PROVIDED ENTRIES

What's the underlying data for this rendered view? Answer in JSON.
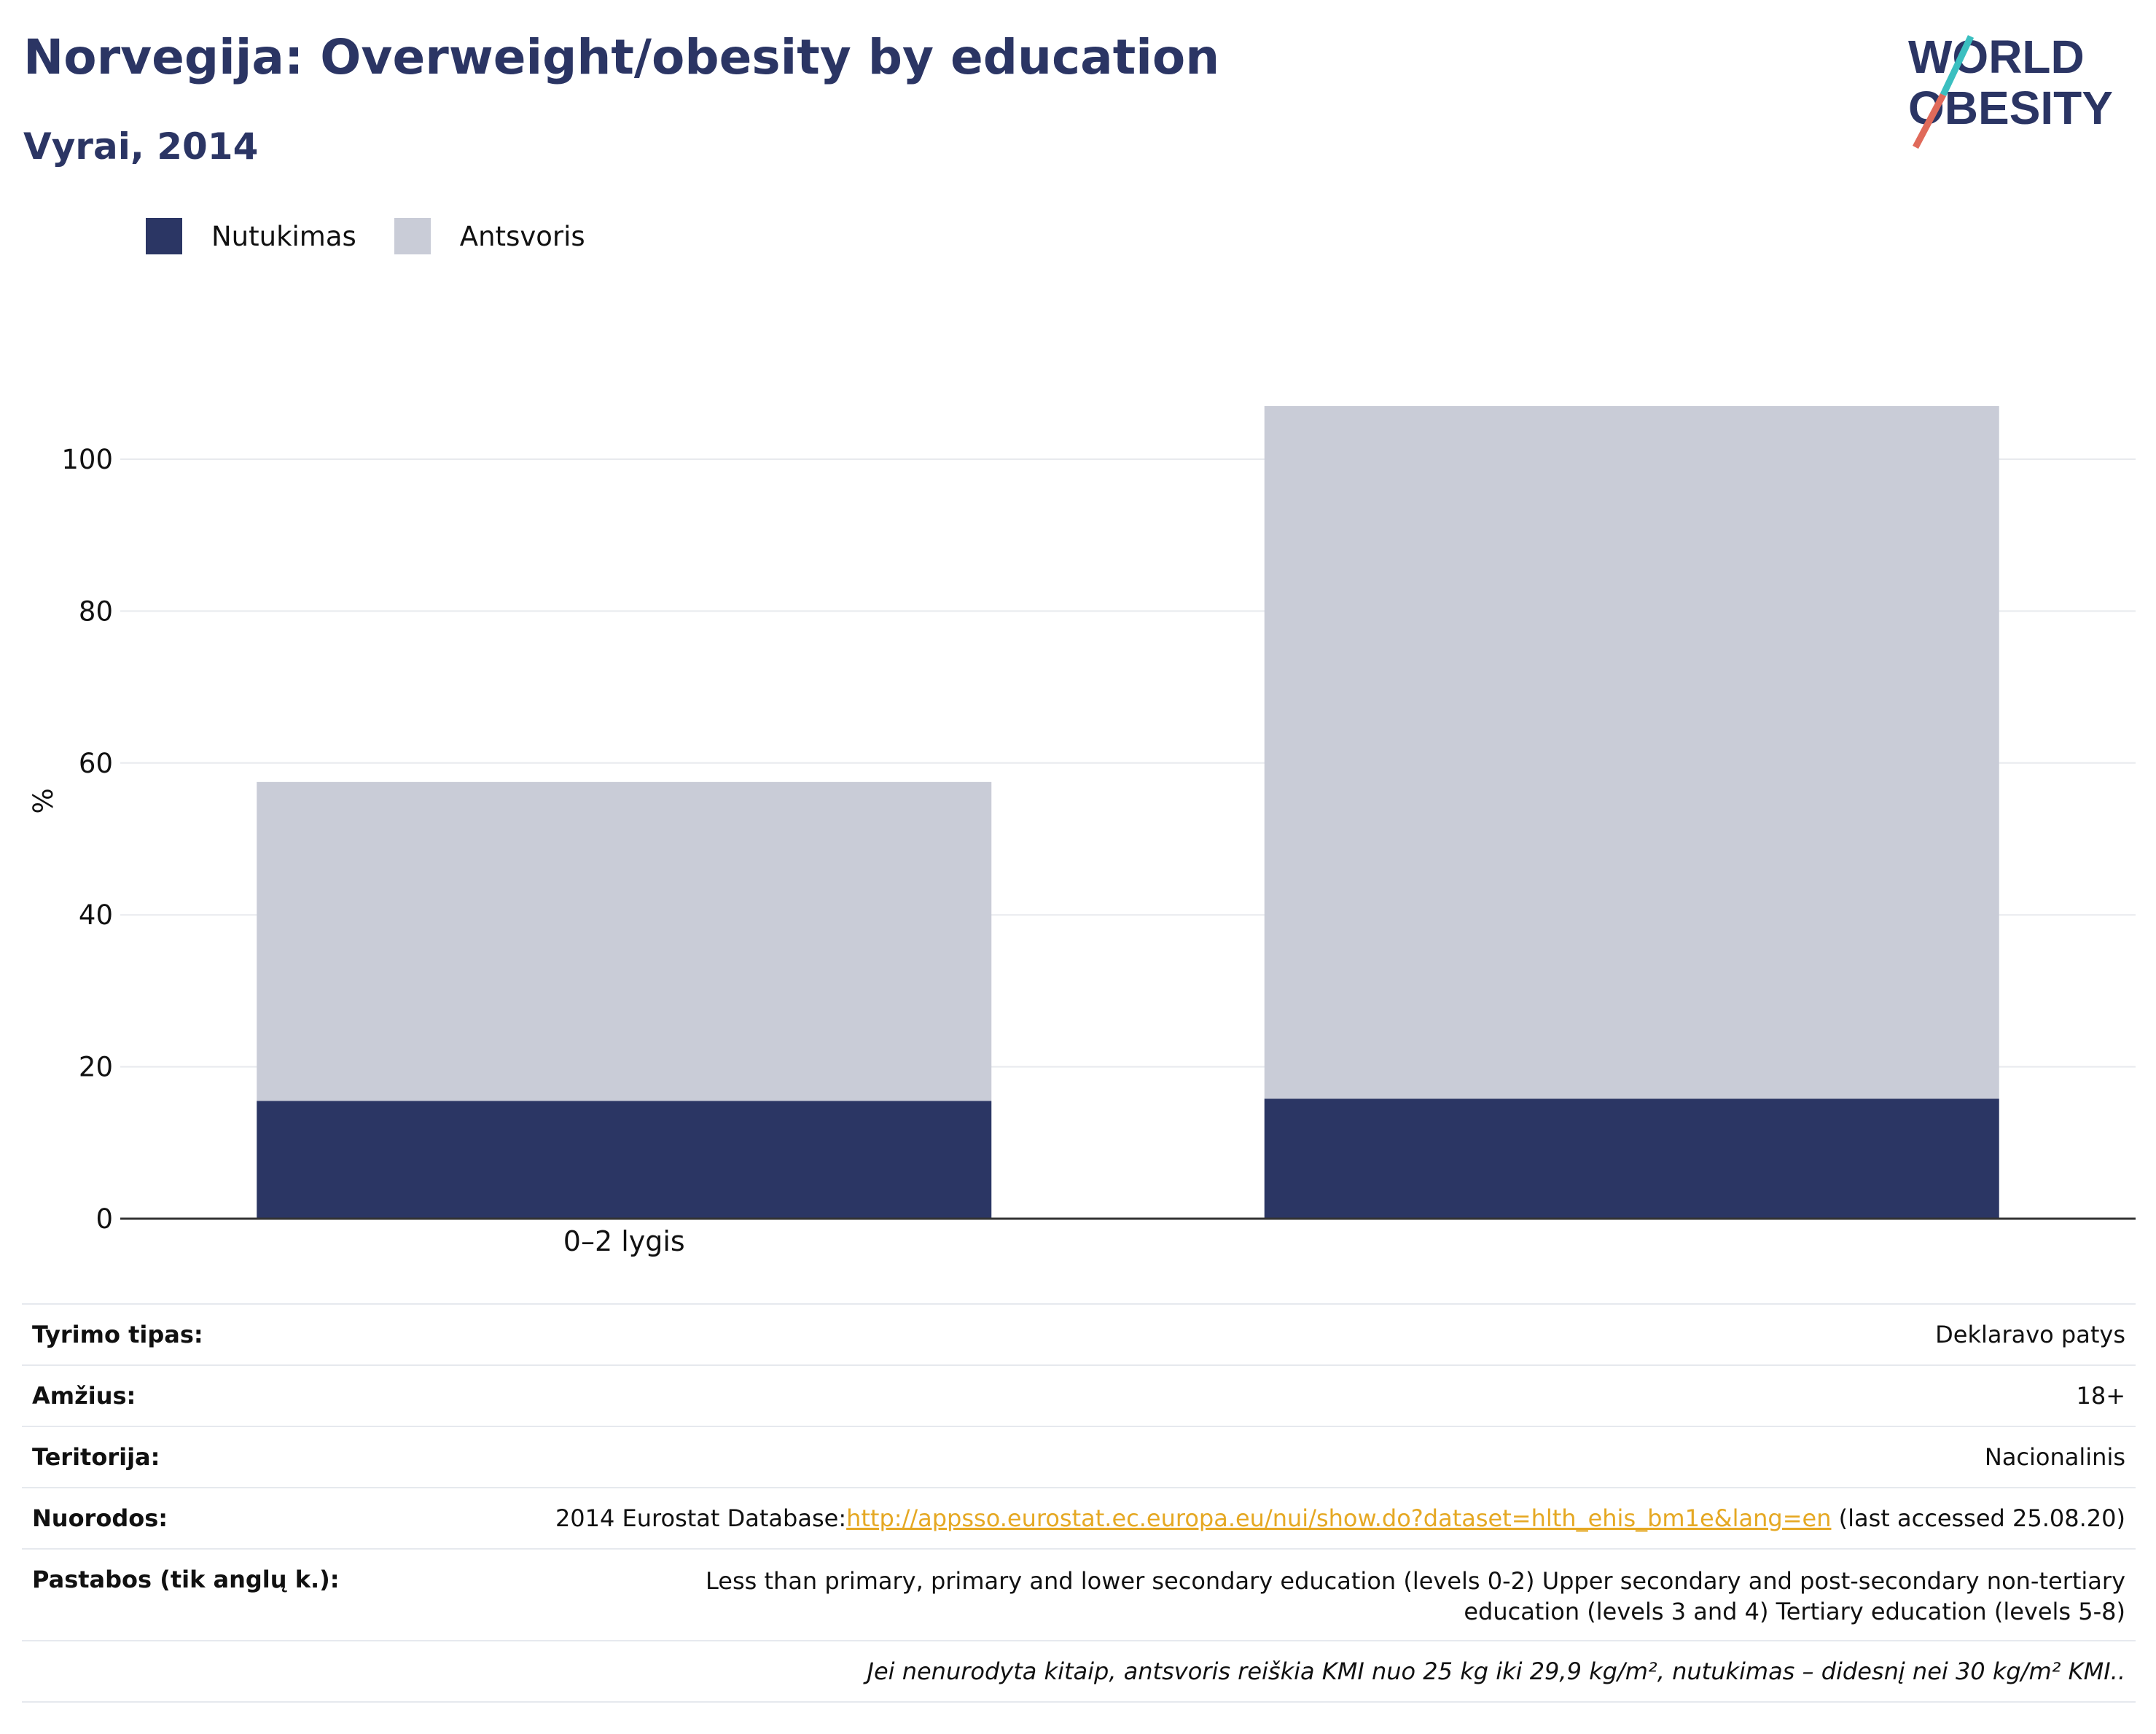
{
  "header": {
    "title": "Norvegija: Overweight/obesity by education",
    "subtitle": "Vyrai, 2014"
  },
  "logo": {
    "line1": "WORLD",
    "line2": "OBESITY"
  },
  "legend": [
    {
      "label": "Nutukimas",
      "color": "#2b3664"
    },
    {
      "label": "Antsvoris",
      "color": "#c9ccd7"
    }
  ],
  "chart_data": {
    "type": "bar",
    "stacked": true,
    "categories": [
      "0–2 lygis",
      ""
    ],
    "series": [
      {
        "name": "Nutukimas",
        "color": "#2b3664",
        "values": [
          15.5,
          15.8
        ]
      },
      {
        "name": "Antsvoris",
        "color": "#c9ccd7",
        "values": [
          42.0,
          91.2
        ]
      }
    ],
    "ylabel": "%",
    "ylim": [
      0,
      110
    ],
    "yticks": [
      0,
      20,
      40,
      60,
      80,
      100
    ],
    "grid": true
  },
  "info": {
    "survey_label": "Tyrimo tipas:",
    "survey_value": "Deklaravo patys",
    "age_label": "Amžius:",
    "age_value": "18+",
    "territory_label": "Teritorija:",
    "territory_value": "Nacionalinis",
    "refs_label": "Nuorodos:",
    "refs_prefix": "2014 Eurostat Database:",
    "refs_link": "http://appsso.eurostat.ec.europa.eu/nui/show.do?dataset=hlth_ehis_bm1e&lang=en",
    "refs_suffix": " (last accessed 25.08.20)",
    "notes_label": "Pastabos (tik anglų k.):",
    "notes_value": "Less than primary, primary and lower secondary education (levels 0-2) Upper secondary and post-secondary non-tertiary education (levels 3 and 4) Tertiary education (levels 5-8)",
    "footnote": "Jei nenurodyta kitaip, antsvoris reiškia KMI nuo 25 kg iki 29,9 kg/m², nutukimas – didesnį nei 30 kg/m² KMI.."
  }
}
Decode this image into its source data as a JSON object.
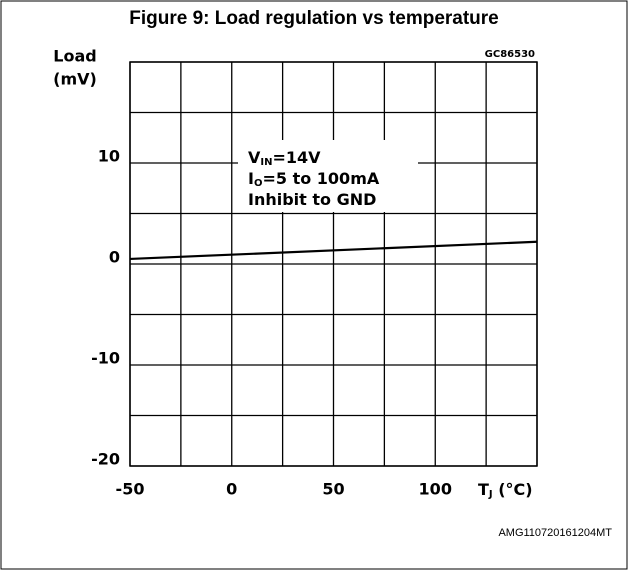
{
  "chart_data": {
    "type": "line",
    "title": "Figure 9: Load regulation vs temperature",
    "code": "GC86530",
    "footer": "AMG110720161204MT",
    "y_label": [
      "Load",
      "(mV)"
    ],
    "x_label": {
      "text": "T",
      "sub": "J",
      "rest": " (°C)"
    },
    "annotations": [
      {
        "text": "V",
        "sub": "IN",
        "rest": "=14V"
      },
      {
        "text": "I",
        "sub": "O",
        "rest": "=5 to 100mA"
      },
      {
        "text": "Inhibit to GND"
      }
    ],
    "x": [
      -50,
      150
    ],
    "series": [
      {
        "color": "#000000",
        "values": [
          0.5,
          2.2
        ]
      }
    ],
    "xlim": [
      -50,
      150
    ],
    "ylim": [
      -20,
      20
    ],
    "xticks": [
      -50,
      0,
      50,
      100
    ],
    "yticks": [
      -20,
      -10,
      0,
      10
    ],
    "xgrid": [
      -50,
      -25,
      0,
      25,
      50,
      75,
      100,
      125,
      150
    ],
    "ygrid": [
      -20,
      -15,
      -10,
      -5,
      0,
      5,
      10,
      15,
      20
    ]
  }
}
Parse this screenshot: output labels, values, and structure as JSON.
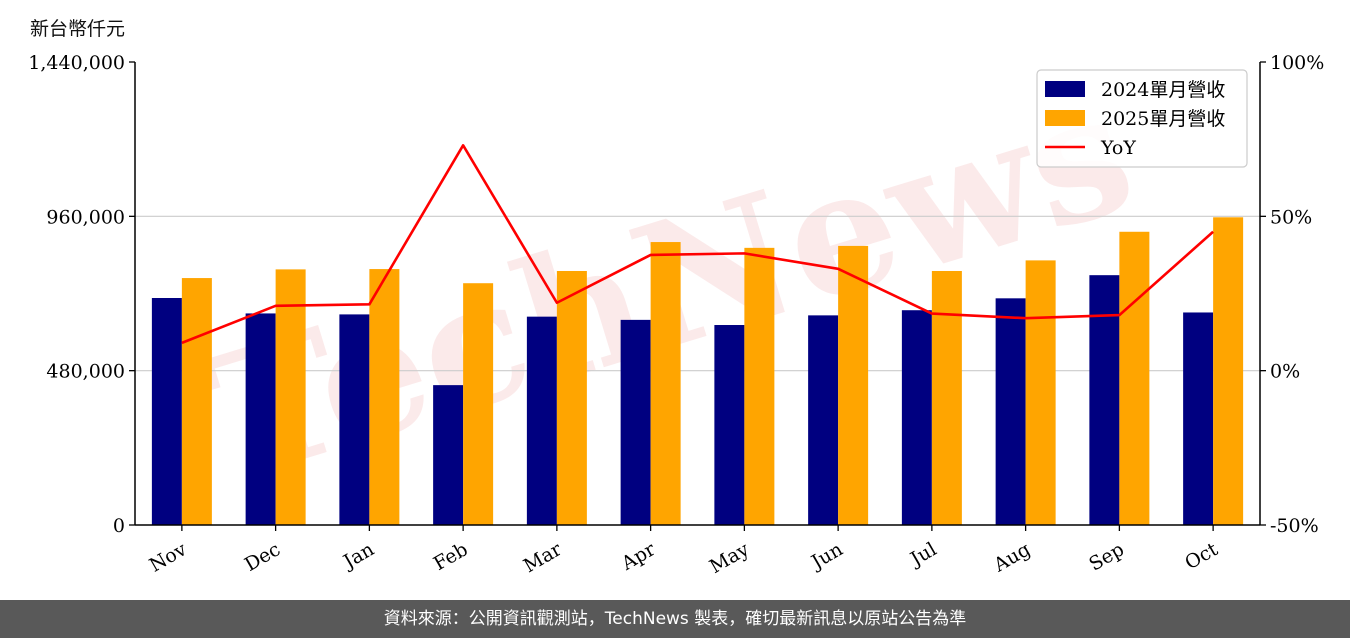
{
  "header": {
    "unit_label": "新台幣仟元"
  },
  "footer": {
    "text": "資料來源：公開資訊觀測站，TechNews 製表，確切最新訊息以原站公告為準"
  },
  "watermark": {
    "text": "TechNews"
  },
  "colors": {
    "series_2024": "#000080",
    "series_2025": "#FFA500",
    "yoy": "#FF0000",
    "grid": "#cccccc",
    "footer_bg": "#595959"
  },
  "chart_data": {
    "type": "bar",
    "categories": [
      "Nov",
      "Dec",
      "Jan",
      "Feb",
      "Mar",
      "Apr",
      "May",
      "Jun",
      "Jul",
      "Aug",
      "Sep",
      "Oct"
    ],
    "series": [
      {
        "name": "2024單月營收",
        "values": [
          706000,
          658000,
          655000,
          435000,
          648000,
          638000,
          622000,
          652000,
          668000,
          705000,
          777000,
          661000
        ]
      },
      {
        "name": "2025單月營收",
        "values": [
          768000,
          795000,
          796000,
          752000,
          790000,
          880000,
          862000,
          868000,
          790000,
          823000,
          912000,
          957000
        ]
      }
    ],
    "line_series": {
      "name": "YoY",
      "axis": "right",
      "values": [
        9,
        21,
        21.5,
        73,
        22,
        37.5,
        38,
        33,
        18.5,
        17,
        18,
        45
      ]
    },
    "ylim": [
      0,
      1440000
    ],
    "yticks": [
      0,
      480000,
      960000,
      1440000
    ],
    "ytick_labels": [
      "0",
      "480,000",
      "960,000",
      "1,440,000"
    ],
    "y2lim": [
      -50,
      100
    ],
    "y2ticks": [
      -50,
      0,
      50,
      100
    ],
    "y2tick_labels": [
      "-50%",
      "0%",
      "50%",
      "100%"
    ],
    "grid": "horizontal",
    "legend_position": "top-right"
  }
}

PROBLEM REQUIREMENTS
Return the material exactly as given, apart from the pictures.

REPLY
What's the underlying data for this rendered view? Answer in JSON.
{
  "header": {
    "title": "Norvegija: Overweight/obesity by education",
    "subtitle": "Vyrai, 2014"
  },
  "logo": {
    "line1": "WORLD",
    "line2": "OBESITY"
  },
  "legend": [
    {
      "label": "Nutukimas",
      "color": "#2b3664"
    },
    {
      "label": "Antsvoris",
      "color": "#c9ccd7"
    }
  ],
  "chart_data": {
    "type": "bar",
    "stacked": true,
    "categories": [
      "0–2 lygis",
      ""
    ],
    "series": [
      {
        "name": "Nutukimas",
        "color": "#2b3664",
        "values": [
          15.5,
          15.8
        ]
      },
      {
        "name": "Antsvoris",
        "color": "#c9ccd7",
        "values": [
          42.0,
          91.2
        ]
      }
    ],
    "ylabel": "%",
    "ylim": [
      0,
      110
    ],
    "yticks": [
      0,
      20,
      40,
      60,
      80,
      100
    ],
    "grid": true
  },
  "info": {
    "survey_label": "Tyrimo tipas:",
    "survey_value": "Deklaravo patys",
    "age_label": "Amžius:",
    "age_value": "18+",
    "territory_label": "Teritorija:",
    "territory_value": "Nacionalinis",
    "refs_label": "Nuorodos:",
    "refs_prefix": "2014 Eurostat Database:",
    "refs_link": "http://appsso.eurostat.ec.europa.eu/nui/show.do?dataset=hlth_ehis_bm1e&lang=en",
    "refs_suffix": " (last accessed 25.08.20)",
    "notes_label": "Pastabos (tik anglų k.):",
    "notes_value": "Less than primary, primary and lower secondary education (levels 0-2) Upper secondary and post-secondary non-tertiary education (levels 3 and 4) Tertiary education (levels 5-8)",
    "footnote": "Jei nenurodyta kitaip, antsvoris reiškia KMI nuo 25 kg iki 29,9 kg/m², nutukimas – didesnį nei 30 kg/m² KMI.."
  }
}
Decode this image into its source data as a JSON object.
{
  "chart_data": {
    "type": "line",
    "title": "Figure 9: Load regulation vs temperature",
    "code": "GC86530",
    "footer": "AMG110720161204MT",
    "y_label": [
      "Load",
      "(mV)"
    ],
    "x_label": {
      "text": "T",
      "sub": "J",
      "rest": " (°C)"
    },
    "annotations": [
      {
        "text": "V",
        "sub": "IN",
        "rest": "=14V"
      },
      {
        "text": "I",
        "sub": "O",
        "rest": "=5 to 100mA"
      },
      {
        "text": "Inhibit to GND"
      }
    ],
    "x": [
      -50,
      150
    ],
    "series": [
      {
        "color": "#000000",
        "values": [
          0.5,
          2.2
        ]
      }
    ],
    "xlim": [
      -50,
      150
    ],
    "ylim": [
      -20,
      20
    ],
    "xticks": [
      -50,
      0,
      50,
      100
    ],
    "yticks": [
      -20,
      -10,
      0,
      10
    ],
    "xgrid": [
      -50,
      -25,
      0,
      25,
      50,
      75,
      100,
      125,
      150
    ],
    "ygrid": [
      -20,
      -15,
      -10,
      -5,
      0,
      5,
      10,
      15,
      20
    ]
  }
}
Parse this screenshot: output labels, values, and structure as JSON.
{
  "header": {
    "unit_label": "新台幣仟元"
  },
  "footer": {
    "text": "資料來源：公開資訊觀測站，TechNews 製表，確切最新訊息以原站公告為準"
  },
  "watermark": {
    "text": "TechNews"
  },
  "colors": {
    "series_2024": "#000080",
    "series_2025": "#FFA500",
    "yoy": "#FF0000",
    "grid": "#cccccc",
    "footer_bg": "#595959"
  },
  "chart_data": {
    "type": "bar",
    "categories": [
      "Nov",
      "Dec",
      "Jan",
      "Feb",
      "Mar",
      "Apr",
      "May",
      "Jun",
      "Jul",
      "Aug",
      "Sep",
      "Oct"
    ],
    "series": [
      {
        "name": "2024單月營收",
        "values": [
          706000,
          658000,
          655000,
          435000,
          648000,
          638000,
          622000,
          652000,
          668000,
          705000,
          777000,
          661000
        ]
      },
      {
        "name": "2025單月營收",
        "values": [
          768000,
          795000,
          796000,
          752000,
          790000,
          880000,
          862000,
          868000,
          790000,
          823000,
          912000,
          957000
        ]
      }
    ],
    "line_series": {
      "name": "YoY",
      "axis": "right",
      "values": [
        9,
        21,
        21.5,
        73,
        22,
        37.5,
        38,
        33,
        18.5,
        17,
        18,
        45
      ]
    },
    "ylim": [
      0,
      1440000
    ],
    "yticks": [
      0,
      480000,
      960000,
      1440000
    ],
    "ytick_labels": [
      "0",
      "480,000",
      "960,000",
      "1,440,000"
    ],
    "y2lim": [
      -50,
      100
    ],
    "y2ticks": [
      -50,
      0,
      50,
      100
    ],
    "y2tick_labels": [
      "-50%",
      "0%",
      "50%",
      "100%"
    ],
    "grid": "horizontal",
    "legend_position": "top-right"
  }
}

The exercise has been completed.